** START OF SOURCE RECORDS **

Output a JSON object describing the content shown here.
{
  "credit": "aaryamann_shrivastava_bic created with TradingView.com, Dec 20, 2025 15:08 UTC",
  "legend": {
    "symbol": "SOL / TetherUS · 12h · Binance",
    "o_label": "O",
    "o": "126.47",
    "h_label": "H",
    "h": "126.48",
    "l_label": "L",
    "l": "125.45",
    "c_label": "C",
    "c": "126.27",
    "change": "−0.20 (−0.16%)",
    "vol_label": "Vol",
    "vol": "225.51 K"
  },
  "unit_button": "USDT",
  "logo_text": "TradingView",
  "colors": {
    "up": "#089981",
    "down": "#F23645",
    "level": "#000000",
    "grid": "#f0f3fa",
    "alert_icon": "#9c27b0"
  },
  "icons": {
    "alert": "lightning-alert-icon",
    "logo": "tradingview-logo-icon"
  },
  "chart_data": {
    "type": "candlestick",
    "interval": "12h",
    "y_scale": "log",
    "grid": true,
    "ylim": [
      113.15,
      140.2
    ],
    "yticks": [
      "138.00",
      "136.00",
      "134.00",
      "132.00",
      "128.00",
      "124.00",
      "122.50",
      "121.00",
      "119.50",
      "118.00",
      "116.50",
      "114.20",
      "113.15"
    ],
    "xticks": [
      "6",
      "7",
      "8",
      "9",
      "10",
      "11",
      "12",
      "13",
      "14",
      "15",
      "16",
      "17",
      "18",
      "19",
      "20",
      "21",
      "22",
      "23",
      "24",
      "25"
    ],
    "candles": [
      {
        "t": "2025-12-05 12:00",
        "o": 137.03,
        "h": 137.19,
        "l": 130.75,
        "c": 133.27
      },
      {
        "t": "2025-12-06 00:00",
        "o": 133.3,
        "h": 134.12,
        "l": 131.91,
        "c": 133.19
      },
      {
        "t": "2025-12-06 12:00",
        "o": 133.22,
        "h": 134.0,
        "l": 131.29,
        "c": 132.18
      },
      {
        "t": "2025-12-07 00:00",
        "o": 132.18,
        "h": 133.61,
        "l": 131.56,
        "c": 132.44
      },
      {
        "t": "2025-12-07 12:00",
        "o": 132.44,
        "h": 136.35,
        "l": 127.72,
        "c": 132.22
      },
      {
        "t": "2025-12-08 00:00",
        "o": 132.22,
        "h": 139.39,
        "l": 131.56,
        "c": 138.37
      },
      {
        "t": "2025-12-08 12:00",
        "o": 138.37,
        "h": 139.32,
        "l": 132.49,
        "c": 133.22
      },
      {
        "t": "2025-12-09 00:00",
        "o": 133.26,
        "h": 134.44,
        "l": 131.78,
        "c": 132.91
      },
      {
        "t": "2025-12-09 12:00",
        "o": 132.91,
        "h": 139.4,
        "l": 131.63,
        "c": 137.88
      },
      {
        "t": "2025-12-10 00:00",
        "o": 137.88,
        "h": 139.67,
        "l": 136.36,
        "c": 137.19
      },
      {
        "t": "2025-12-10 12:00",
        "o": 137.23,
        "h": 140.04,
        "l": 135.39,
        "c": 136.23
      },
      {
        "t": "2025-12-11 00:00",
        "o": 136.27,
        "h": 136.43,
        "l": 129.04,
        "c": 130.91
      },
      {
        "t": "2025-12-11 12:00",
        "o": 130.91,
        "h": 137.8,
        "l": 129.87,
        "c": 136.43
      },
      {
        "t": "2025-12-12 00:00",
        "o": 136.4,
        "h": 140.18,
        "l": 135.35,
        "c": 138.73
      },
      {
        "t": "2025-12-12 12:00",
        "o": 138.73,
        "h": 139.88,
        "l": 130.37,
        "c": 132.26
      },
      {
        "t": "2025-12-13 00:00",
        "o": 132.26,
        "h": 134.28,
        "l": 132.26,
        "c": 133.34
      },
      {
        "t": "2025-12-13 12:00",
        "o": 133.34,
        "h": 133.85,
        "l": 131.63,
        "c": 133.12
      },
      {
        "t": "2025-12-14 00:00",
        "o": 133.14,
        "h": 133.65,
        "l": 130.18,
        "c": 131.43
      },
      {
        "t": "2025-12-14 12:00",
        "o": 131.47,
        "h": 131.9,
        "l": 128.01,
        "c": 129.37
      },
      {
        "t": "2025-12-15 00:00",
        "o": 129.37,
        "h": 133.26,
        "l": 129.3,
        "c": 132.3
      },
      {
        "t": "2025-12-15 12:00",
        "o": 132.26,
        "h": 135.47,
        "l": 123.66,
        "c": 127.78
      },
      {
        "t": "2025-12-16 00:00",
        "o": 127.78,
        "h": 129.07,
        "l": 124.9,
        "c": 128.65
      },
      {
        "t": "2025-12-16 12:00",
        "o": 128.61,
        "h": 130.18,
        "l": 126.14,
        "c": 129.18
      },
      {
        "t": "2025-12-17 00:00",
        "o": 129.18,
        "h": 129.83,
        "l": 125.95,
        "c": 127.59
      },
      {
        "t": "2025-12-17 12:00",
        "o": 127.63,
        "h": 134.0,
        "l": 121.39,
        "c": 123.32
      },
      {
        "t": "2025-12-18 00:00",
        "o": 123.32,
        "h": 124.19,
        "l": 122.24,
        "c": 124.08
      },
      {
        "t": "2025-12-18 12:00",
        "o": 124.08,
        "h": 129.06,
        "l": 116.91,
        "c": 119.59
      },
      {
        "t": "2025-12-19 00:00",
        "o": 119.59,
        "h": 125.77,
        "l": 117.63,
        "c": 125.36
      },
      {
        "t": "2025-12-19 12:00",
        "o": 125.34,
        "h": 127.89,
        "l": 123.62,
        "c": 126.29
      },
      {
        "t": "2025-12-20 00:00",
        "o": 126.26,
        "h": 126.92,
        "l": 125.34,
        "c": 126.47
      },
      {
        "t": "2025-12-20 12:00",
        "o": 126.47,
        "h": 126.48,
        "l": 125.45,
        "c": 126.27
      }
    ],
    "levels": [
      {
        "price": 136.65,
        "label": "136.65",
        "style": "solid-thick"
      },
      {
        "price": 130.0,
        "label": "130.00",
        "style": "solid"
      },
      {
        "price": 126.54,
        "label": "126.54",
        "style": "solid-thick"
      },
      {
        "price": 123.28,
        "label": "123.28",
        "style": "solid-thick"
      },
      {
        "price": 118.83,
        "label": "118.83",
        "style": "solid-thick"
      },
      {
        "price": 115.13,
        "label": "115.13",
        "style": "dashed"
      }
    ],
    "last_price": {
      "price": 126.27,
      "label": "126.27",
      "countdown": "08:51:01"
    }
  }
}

** END OF SOURCE RECORDS **

* [WORK REQUIRED] Quote the material exactly, leaving nothing out.

* [WRITTEN ANSWER]
Output a JSON object describing the content shown here.
{
  "credit": "aaryamann_shrivastava_bic created with TradingView.com, Dec 20, 2025 15:08 UTC",
  "legend": {
    "symbol": "SOL / TetherUS · 12h · Binance",
    "o_label": "O",
    "o": "126.47",
    "h_label": "H",
    "h": "126.48",
    "l_label": "L",
    "l": "125.45",
    "c_label": "C",
    "c": "126.27",
    "change": "−0.20 (−0.16%)",
    "vol_label": "Vol",
    "vol": "225.51 K"
  },
  "unit_button": "USDT",
  "logo_text": "TradingView",
  "colors": {
    "up": "#089981",
    "down": "#F23645",
    "level": "#000000",
    "grid": "#f0f3fa",
    "alert_icon": "#9c27b0"
  },
  "icons": {
    "alert": "lightning-alert-icon",
    "logo": "tradingview-logo-icon"
  },
  "chart_data": {
    "type": "candlestick",
    "interval": "12h",
    "y_scale": "log",
    "grid": true,
    "ylim": [
      113.15,
      140.2
    ],
    "yticks": [
      "138.00",
      "136.00",
      "134.00",
      "132.00",
      "128.00",
      "124.00",
      "122.50",
      "121.00",
      "119.50",
      "118.00",
      "116.50",
      "114.20",
      "113.15"
    ],
    "xticks": [
      "6",
      "7",
      "8",
      "9",
      "10",
      "11",
      "12",
      "13",
      "14",
      "15",
      "16",
      "17",
      "18",
      "19",
      "20",
      "21",
      "22",
      "23",
      "24",
      "25"
    ],
    "candles": [
      {
        "t": "2025-12-05 12:00",
        "o": 137.03,
        "h": 137.19,
        "l": 130.75,
        "c": 133.27
      },
      {
        "t": "2025-12-06 00:00",
        "o": 133.3,
        "h": 134.12,
        "l": 131.91,
        "c": 133.19
      },
      {
        "t": "2025-12-06 12:00",
        "o": 133.22,
        "h": 134.0,
        "l": 131.29,
        "c": 132.18
      },
      {
        "t": "2025-12-07 00:00",
        "o": 132.18,
        "h": 133.61,
        "l": 131.56,
        "c": 132.44
      },
      {
        "t": "2025-12-07 12:00",
        "o": 132.44,
        "h": 136.35,
        "l": 127.72,
        "c": 132.22
      },
      {
        "t": "2025-12-08 00:00",
        "o": 132.22,
        "h": 139.39,
        "l": 131.56,
        "c": 138.37
      },
      {
        "t": "2025-12-08 12:00",
        "o": 138.37,
        "h": 139.32,
        "l": 132.49,
        "c": 133.22
      },
      {
        "t": "2025-12-09 00:00",
        "o": 133.26,
        "h": 134.44,
        "l": 131.78,
        "c": 132.91
      },
      {
        "t": "2025-12-09 12:00",
        "o": 132.91,
        "h": 139.4,
        "l": 131.63,
        "c": 137.88
      },
      {
        "t": "2025-12-10 00:00",
        "o": 137.88,
        "h": 139.67,
        "l": 136.36,
        "c": 137.19
      },
      {
        "t": "2025-12-10 12:00",
        "o": 137.23,
        "h": 140.04,
        "l": 135.39,
        "c": 136.23
      },
      {
        "t": "2025-12-11 00:00",
        "o": 136.27,
        "h": 136.43,
        "l": 129.04,
        "c": 130.91
      },
      {
        "t": "2025-12-11 12:00",
        "o": 130.91,
        "h": 137.8,
        "l": 129.87,
        "c": 136.43
      },
      {
        "t": "2025-12-12 00:00",
        "o": 136.4,
        "h": 140.18,
        "l": 135.35,
        "c": 138.73
      },
      {
        "t": "2025-12-12 12:00",
        "o": 138.73,
        "h": 139.88,
        "l": 130.37,
        "c": 132.26
      },
      {
        "t": "2025-12-13 00:00",
        "o": 132.26,
        "h": 134.28,
        "l": 132.26,
        "c": 133.34
      },
      {
        "t": "2025-12-13 12:00",
        "o": 133.34,
        "h": 133.85,
        "l": 131.63,
        "c": 133.12
      },
      {
        "t": "2025-12-14 00:00",
        "o": 133.14,
        "h": 133.65,
        "l": 130.18,
        "c": 131.43
      },
      {
        "t": "2025-12-14 12:00",
        "o": 131.47,
        "h": 131.9,
        "l": 128.01,
        "c": 129.37
      },
      {
        "t": "2025-12-15 00:00",
        "o": 129.37,
        "h": 133.26,
        "l": 129.3,
        "c": 132.3
      },
      {
        "t": "2025-12-15 12:00",
        "o": 132.26,
        "h": 135.47,
        "l": 123.66,
        "c": 127.78
      },
      {
        "t": "2025-12-16 00:00",
        "o": 127.78,
        "h": 129.07,
        "l": 124.9,
        "c": 128.65
      },
      {
        "t": "2025-12-16 12:00",
        "o": 128.61,
        "h": 130.18,
        "l": 126.14,
        "c": 129.18
      },
      {
        "t": "2025-12-17 00:00",
        "o": 129.18,
        "h": 129.83,
        "l": 125.95,
        "c": 127.59
      },
      {
        "t": "2025-12-17 12:00",
        "o": 127.63,
        "h": 134.0,
        "l": 121.39,
        "c": 123.32
      },
      {
        "t": "2025-12-18 00:00",
        "o": 123.32,
        "h": 124.19,
        "l": 122.24,
        "c": 124.08
      },
      {
        "t": "2025-12-18 12:00",
        "o": 124.08,
        "h": 129.06,
        "l": 116.91,
        "c": 119.59
      },
      {
        "t": "2025-12-19 00:00",
        "o": 119.59,
        "h": 125.77,
        "l": 117.63,
        "c": 125.36
      },
      {
        "t": "2025-12-19 12:00",
        "o": 125.34,
        "h": 127.89,
        "l": 123.62,
        "c": 126.29
      },
      {
        "t": "2025-12-20 00:00",
        "o": 126.26,
        "h": 126.92,
        "l": 125.34,
        "c": 126.47
      },
      {
        "t": "2025-12-20 12:00",
        "o": 126.47,
        "h": 126.48,
        "l": 125.45,
        "c": 126.27
      }
    ],
    "levels": [
      {
        "price": 136.65,
        "label": "136.65",
        "style": "solid-thick"
      },
      {
        "price": 130.0,
        "label": "130.00",
        "style": "solid"
      },
      {
        "price": 126.54,
        "label": "126.54",
        "style": "solid-thick"
      },
      {
        "price": 123.28,
        "label": "123.28",
        "style": "solid-thick"
      },
      {
        "price": 118.83,
        "label": "118.83",
        "style": "solid-thick"
      },
      {
        "price": 115.13,
        "label": "115.13",
        "style": "dashed"
      }
    ],
    "last_price": {
      "price": 126.27,
      "label": "126.27",
      "countdown": "08:51:01"
    }
  }
}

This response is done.